(Stored items from a collection)
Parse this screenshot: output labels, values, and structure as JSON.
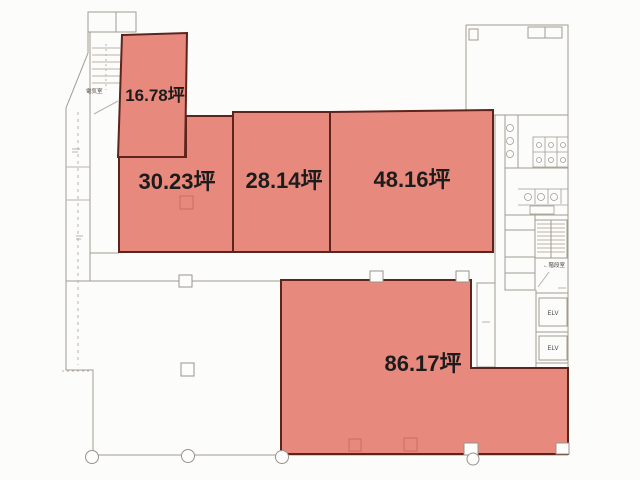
{
  "plan": {
    "areas": [
      {
        "name": "area-16-78",
        "label": "16.78坪"
      },
      {
        "name": "area-30-23",
        "label": "30.23坪"
      },
      {
        "name": "area-28-14",
        "label": "28.14坪"
      },
      {
        "name": "area-48-16",
        "label": "48.16坪"
      },
      {
        "name": "area-86-17",
        "label": "86.17坪"
      }
    ],
    "rooms": {
      "electrical_label": "電気室",
      "stair_label": "←階段室",
      "elevator_upper_label": "ELV",
      "elevator_lower_label": "ELV"
    },
    "colors": {
      "highlight_fill": "#e8897e",
      "highlight_border": "#5c241c",
      "wall_line": "#a29b92",
      "text": "#1c1c1c"
    }
  }
}
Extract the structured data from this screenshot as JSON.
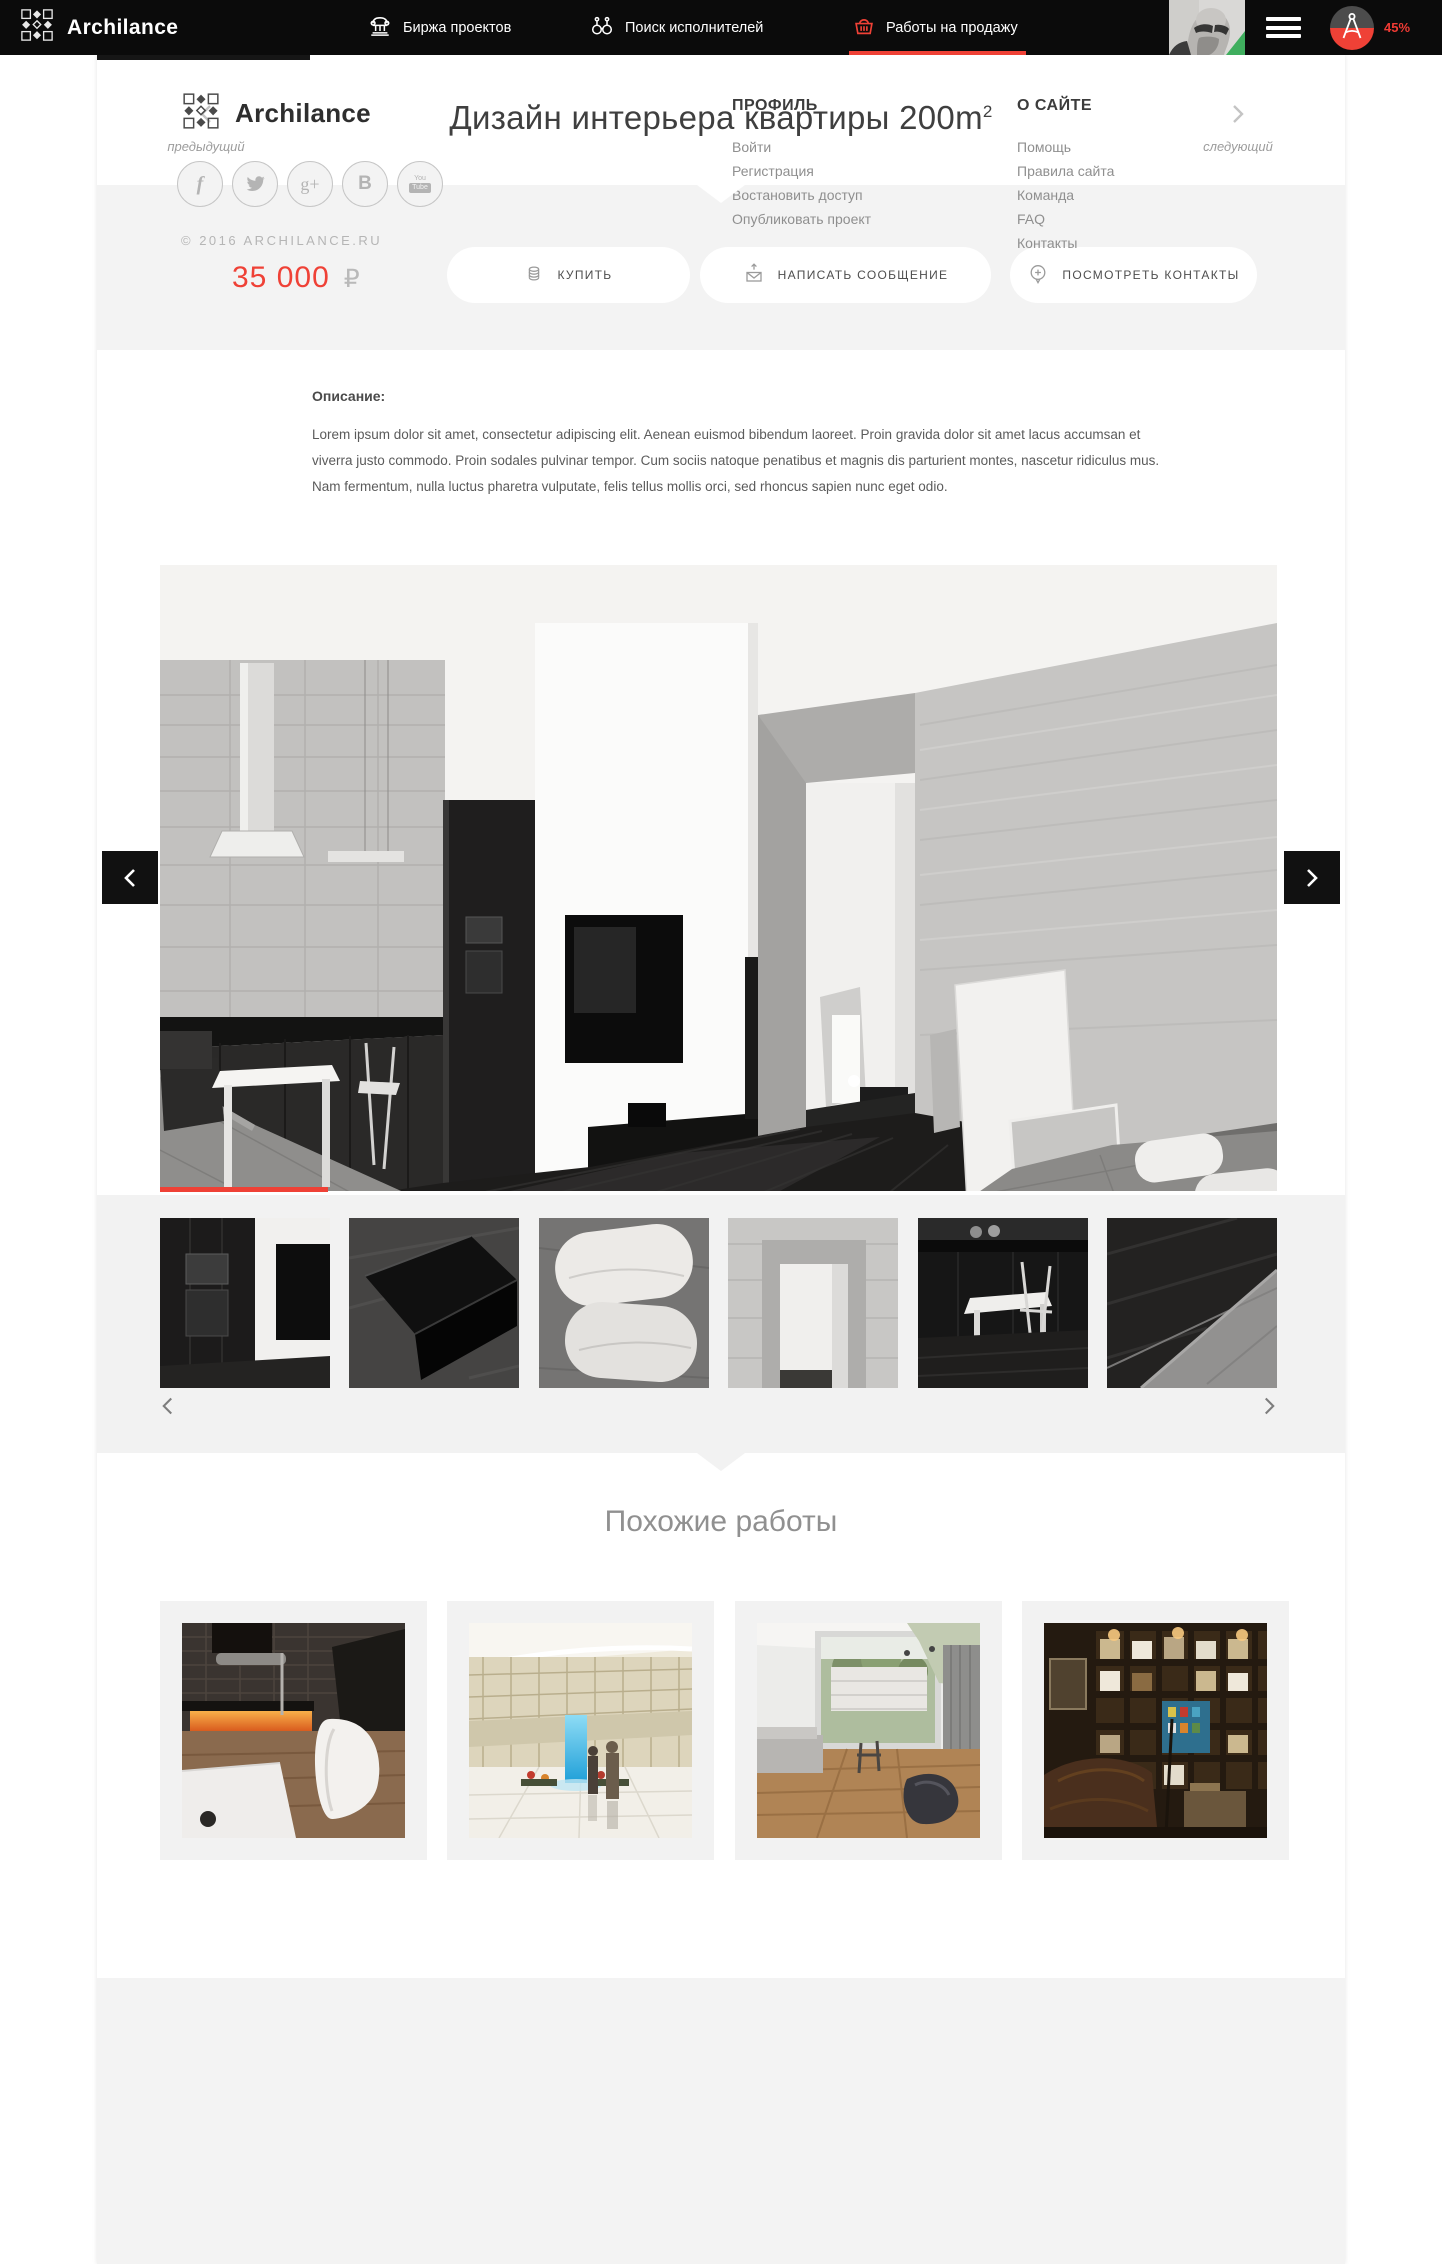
{
  "navbar": {
    "brand": "Archilance",
    "menu": [
      {
        "label": "Биржа проектов",
        "icon": "bank-column-icon"
      },
      {
        "label": "Поиск исполнителей",
        "icon": "binoculars-icon"
      },
      {
        "label": "Работы на продажу",
        "icon": "basket-icon",
        "active": true
      }
    ],
    "progress_badge": "45%"
  },
  "project": {
    "title": "Дизайн интерьера квартиры 200m",
    "title_superscript": "2",
    "prev_label": "предыдущий",
    "next_label": "следующий",
    "price_value": "35 000",
    "price_currency": "₽",
    "actions": {
      "buy": "КУПИТЬ",
      "message": "НАПИСАТЬ СООБЩЕНИЕ",
      "contacts": "ПОСМОТРЕТЬ КОНТАКТЫ"
    },
    "description_label": "Описание:",
    "description_text": "Lorem ipsum dolor sit amet, consectetur adipiscing elit. Aenean euismod bibendum laoreet. Proin gravida dolor sit amet lacus accumsan et viverra justo commodo. Proin sodales pulvinar tempor. Cum sociis natoque penatibus et magnis dis parturient montes, nascetur ridiculus mus. Nam fermentum, nulla luctus pharetra vulputate, felis tellus mollis orci, sed rhoncus sapien nunc eget odio."
  },
  "similar": {
    "heading": "Похожие работы"
  },
  "footer": {
    "brand": "Archilance",
    "copyright": "© 2016 ARCHILANCE.RU",
    "columns": [
      {
        "title": "ПРОФИЛЬ",
        "links": [
          "Войти",
          "Регистрация",
          "Востановить доступ",
          "Опубликовать проект"
        ]
      },
      {
        "title": "О САЙТЕ",
        "links": [
          "Помощь",
          "Правила сайта",
          "Команда",
          "FAQ",
          "Контакты"
        ]
      }
    ],
    "social": [
      {
        "name": "facebook",
        "glyph": "f"
      },
      {
        "name": "twitter",
        "glyph": ""
      },
      {
        "name": "google-plus",
        "glyph": "g+"
      },
      {
        "name": "vk",
        "glyph": "B"
      },
      {
        "name": "youtube",
        "glyph_top": "You",
        "glyph_bottom": "Tube"
      }
    ]
  },
  "colors": {
    "accent": "#ef4136",
    "navbar_bg": "#0b0b0b",
    "section_gray": "#f3f3f3"
  }
}
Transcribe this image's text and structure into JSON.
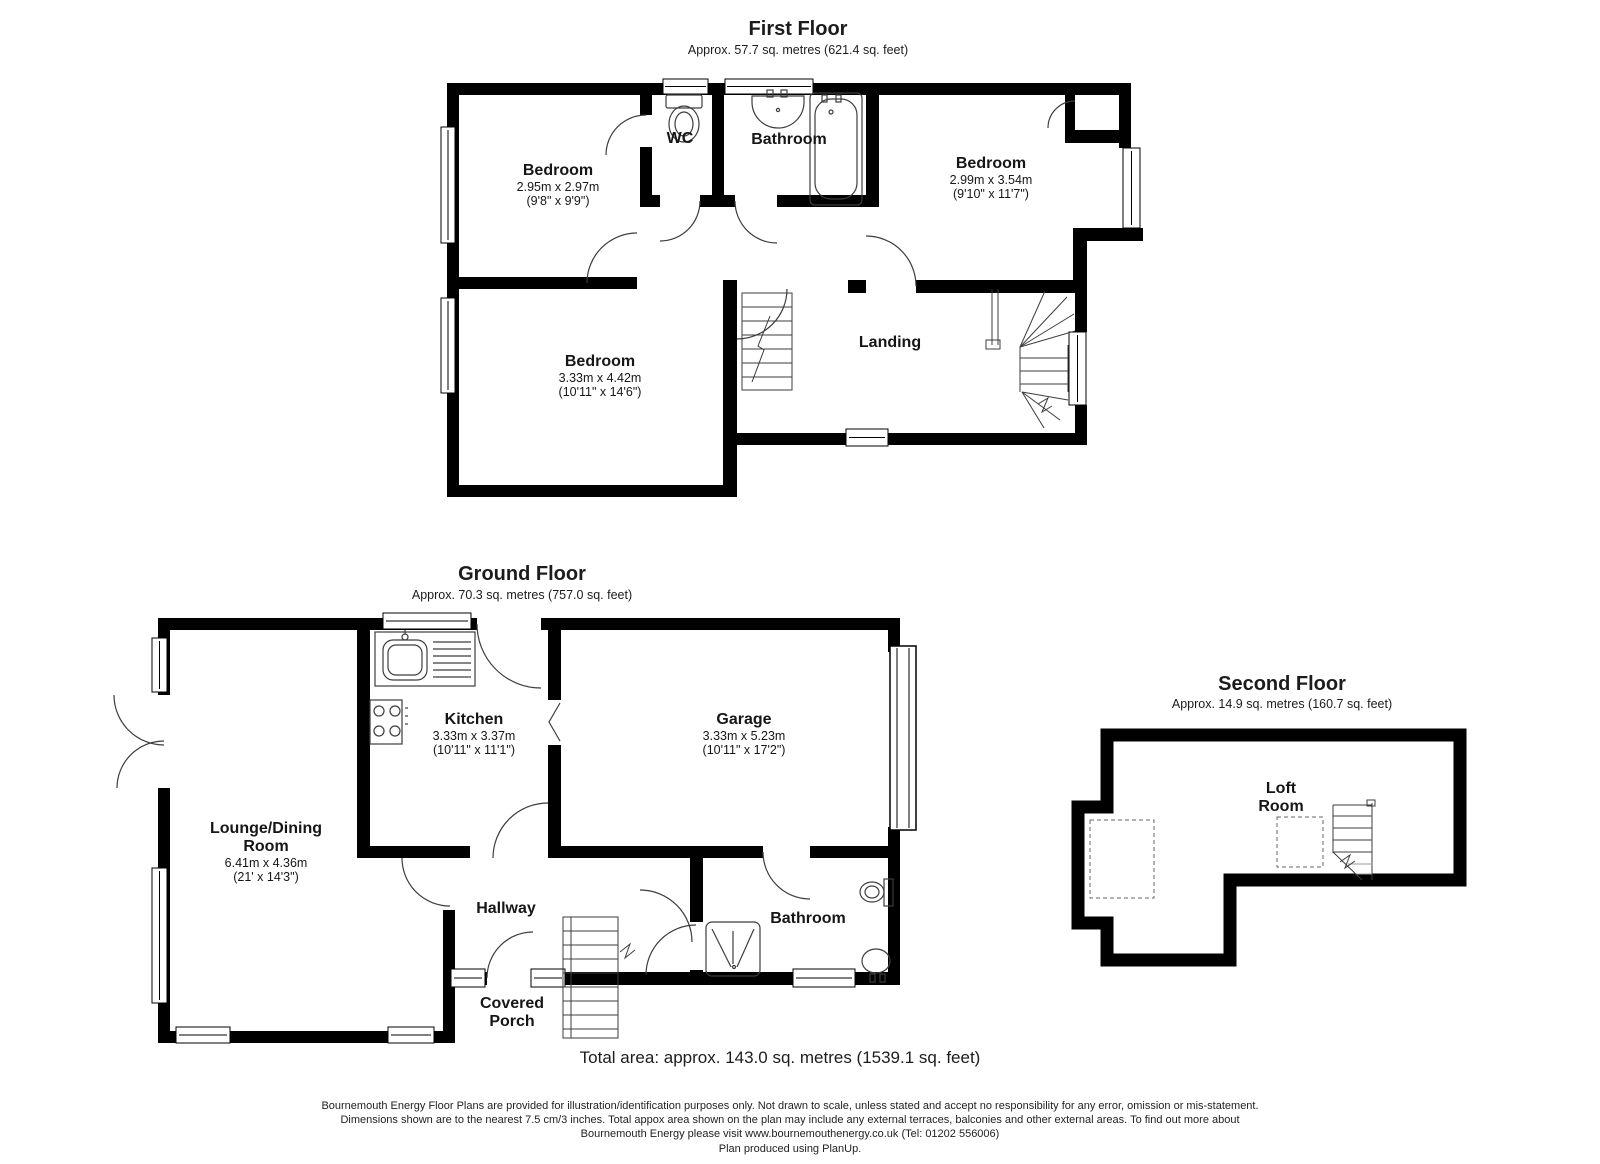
{
  "floors": {
    "first": {
      "title": "First Floor",
      "subtitle": "Approx. 57.7 sq. metres (621.4 sq. feet)"
    },
    "ground": {
      "title": "Ground Floor",
      "subtitle": "Approx. 70.3 sq. metres (757.0 sq. feet)"
    },
    "second": {
      "title": "Second Floor",
      "subtitle": "Approx. 14.9 sq. metres (160.7 sq. feet)"
    }
  },
  "rooms": {
    "ff_bedroom_left": {
      "name": "Bedroom",
      "metric": "2.95m x 2.97m",
      "imperial": "(9'8\" x 9'9\")"
    },
    "ff_wc": {
      "name": "WC"
    },
    "ff_bathroom": {
      "name": "Bathroom"
    },
    "ff_bedroom_right": {
      "name": "Bedroom",
      "metric": "2.99m x 3.54m",
      "imperial": "(9'10\" x 11'7\")"
    },
    "ff_bedroom_bottom": {
      "name": "Bedroom",
      "metric": "3.33m x 4.42m",
      "imperial": "(10'11\" x 14'6\")"
    },
    "ff_landing": {
      "name": "Landing"
    },
    "gf_kitchen": {
      "name": "Kitchen",
      "metric": "3.33m x 3.37m",
      "imperial": "(10'11\" x 11'1\")"
    },
    "gf_garage": {
      "name": "Garage",
      "metric": "3.33m x 5.23m",
      "imperial": "(10'11\" x 17'2\")"
    },
    "gf_lounge": {
      "name_line1": "Lounge/Dining",
      "name_line2": "Room",
      "metric": "6.41m x 4.36m",
      "imperial": "(21' x 14'3\")"
    },
    "gf_hallway": {
      "name": "Hallway"
    },
    "gf_bathroom": {
      "name": "Bathroom"
    },
    "gf_porch": {
      "name_line1": "Covered",
      "name_line2": "Porch"
    },
    "sf_loft": {
      "name_line1": "Loft",
      "name_line2": "Room"
    }
  },
  "total_area": "Total area: approx. 143.0 sq. metres (1539.1 sq. feet)",
  "disclaimer": {
    "line1": "Bournemouth Energy Floor Plans are provided for illustration/identification purposes only. Not drawn to scale, unless stated and accept no responsibility for any error, omission or mis-statement.",
    "line2": "Dimensions shown are to the nearest 7.5 cm/3 inches. Total appox area shown on the plan may include any external terraces, balconies and other external areas. To find out more about",
    "line3": "Bournemouth Energy please visit www.bournemouthenergy.co.uk (Tel: 01202 556006)",
    "line4": "Plan produced using PlanUp."
  },
  "colors": {
    "wall": "#000000",
    "line": "#3d3d3d",
    "background": "#ffffff"
  }
}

- [Task instructions]: Transcribe the listing in full and omit the pictures.

- [Task output]:
Parse this screenshot: output labels, values, and structure as JSON.
{
  "plan": {
    "areas": [
      {
        "name": "area-16-78",
        "label": "16.78坪"
      },
      {
        "name": "area-30-23",
        "label": "30.23坪"
      },
      {
        "name": "area-28-14",
        "label": "28.14坪"
      },
      {
        "name": "area-48-16",
        "label": "48.16坪"
      },
      {
        "name": "area-86-17",
        "label": "86.17坪"
      }
    ],
    "rooms": {
      "electrical_label": "電気室",
      "stair_label": "←階段室",
      "elevator_upper_label": "ELV",
      "elevator_lower_label": "ELV"
    },
    "colors": {
      "highlight_fill": "#e8897e",
      "highlight_border": "#5c241c",
      "wall_line": "#a29b92",
      "text": "#1c1c1c"
    }
  }
}
Extract the structured data from this screenshot as JSON.
{
  "navbar": {
    "brand": "Archilance",
    "menu": [
      {
        "label": "Биржа проектов",
        "icon": "bank-column-icon"
      },
      {
        "label": "Поиск исполнителей",
        "icon": "binoculars-icon"
      },
      {
        "label": "Работы на продажу",
        "icon": "basket-icon",
        "active": true
      }
    ],
    "progress_badge": "45%"
  },
  "project": {
    "title": "Дизайн интерьера квартиры 200m",
    "title_superscript": "2",
    "prev_label": "предыдущий",
    "next_label": "следующий",
    "price_value": "35 000",
    "price_currency": "₽",
    "actions": {
      "buy": "КУПИТЬ",
      "message": "НАПИСАТЬ СООБЩЕНИЕ",
      "contacts": "ПОСМОТРЕТЬ КОНТАКТЫ"
    },
    "description_label": "Описание:",
    "description_text": "Lorem ipsum dolor sit amet, consectetur adipiscing elit. Aenean euismod bibendum laoreet. Proin gravida dolor sit amet lacus accumsan et viverra justo commodo. Proin sodales pulvinar tempor. Cum sociis natoque penatibus et magnis dis parturient montes, nascetur ridiculus mus. Nam fermentum, nulla luctus pharetra vulputate, felis tellus mollis orci, sed rhoncus sapien nunc eget odio."
  },
  "similar": {
    "heading": "Похожие работы"
  },
  "footer": {
    "brand": "Archilance",
    "copyright": "© 2016 ARCHILANCE.RU",
    "columns": [
      {
        "title": "ПРОФИЛЬ",
        "links": [
          "Войти",
          "Регистрация",
          "Востановить доступ",
          "Опубликовать проект"
        ]
      },
      {
        "title": "О САЙТЕ",
        "links": [
          "Помощь",
          "Правила сайта",
          "Команда",
          "FAQ",
          "Контакты"
        ]
      }
    ],
    "social": [
      {
        "name": "facebook",
        "glyph": "f"
      },
      {
        "name": "twitter",
        "glyph": ""
      },
      {
        "name": "google-plus",
        "glyph": "g+"
      },
      {
        "name": "vk",
        "glyph": "B"
      },
      {
        "name": "youtube",
        "glyph_top": "You",
        "glyph_bottom": "Tube"
      }
    ]
  },
  "colors": {
    "accent": "#ef4136",
    "navbar_bg": "#0b0b0b",
    "section_gray": "#f3f3f3"
  }
}
Transcribe this image's text and structure into JSON.
{
  "floors": {
    "first": {
      "title": "First Floor",
      "subtitle": "Approx. 57.7 sq. metres (621.4 sq. feet)"
    },
    "ground": {
      "title": "Ground Floor",
      "subtitle": "Approx. 70.3 sq. metres (757.0 sq. feet)"
    },
    "second": {
      "title": "Second Floor",
      "subtitle": "Approx. 14.9 sq. metres (160.7 sq. feet)"
    }
  },
  "rooms": {
    "ff_bedroom_left": {
      "name": "Bedroom",
      "metric": "2.95m x 2.97m",
      "imperial": "(9'8\" x 9'9\")"
    },
    "ff_wc": {
      "name": "WC"
    },
    "ff_bathroom": {
      "name": "Bathroom"
    },
    "ff_bedroom_right": {
      "name": "Bedroom",
      "metric": "2.99m x 3.54m",
      "imperial": "(9'10\" x 11'7\")"
    },
    "ff_bedroom_bottom": {
      "name": "Bedroom",
      "metric": "3.33m x 4.42m",
      "imperial": "(10'11\" x 14'6\")"
    },
    "ff_landing": {
      "name": "Landing"
    },
    "gf_kitchen": {
      "name": "Kitchen",
      "metric": "3.33m x 3.37m",
      "imperial": "(10'11\" x 11'1\")"
    },
    "gf_garage": {
      "name": "Garage",
      "metric": "3.33m x 5.23m",
      "imperial": "(10'11\" x 17'2\")"
    },
    "gf_lounge": {
      "name_line1": "Lounge/Dining",
      "name_line2": "Room",
      "metric": "6.41m x 4.36m",
      "imperial": "(21' x 14'3\")"
    },
    "gf_hallway": {
      "name": "Hallway"
    },
    "gf_bathroom": {
      "name": "Bathroom"
    },
    "gf_porch": {
      "name_line1": "Covered",
      "name_line2": "Porch"
    },
    "sf_loft": {
      "name_line1": "Loft",
      "name_line2": "Room"
    }
  },
  "total_area": "Total area: approx. 143.0 sq. metres (1539.1 sq. feet)",
  "disclaimer": {
    "line1": "Bournemouth Energy Floor Plans are provided for illustration/identification purposes only. Not drawn to scale, unless stated and accept no responsibility for any error, omission or mis-statement.",
    "line2": "Dimensions shown are to the nearest 7.5 cm/3 inches. Total appox area shown on the plan may include any external terraces, balconies and other external areas. To find out more about",
    "line3": "Bournemouth Energy please visit www.bournemouthenergy.co.uk (Tel: 01202 556006)",
    "line4": "Plan produced using PlanUp."
  },
  "colors": {
    "wall": "#000000",
    "line": "#3d3d3d",
    "background": "#ffffff"
  }
}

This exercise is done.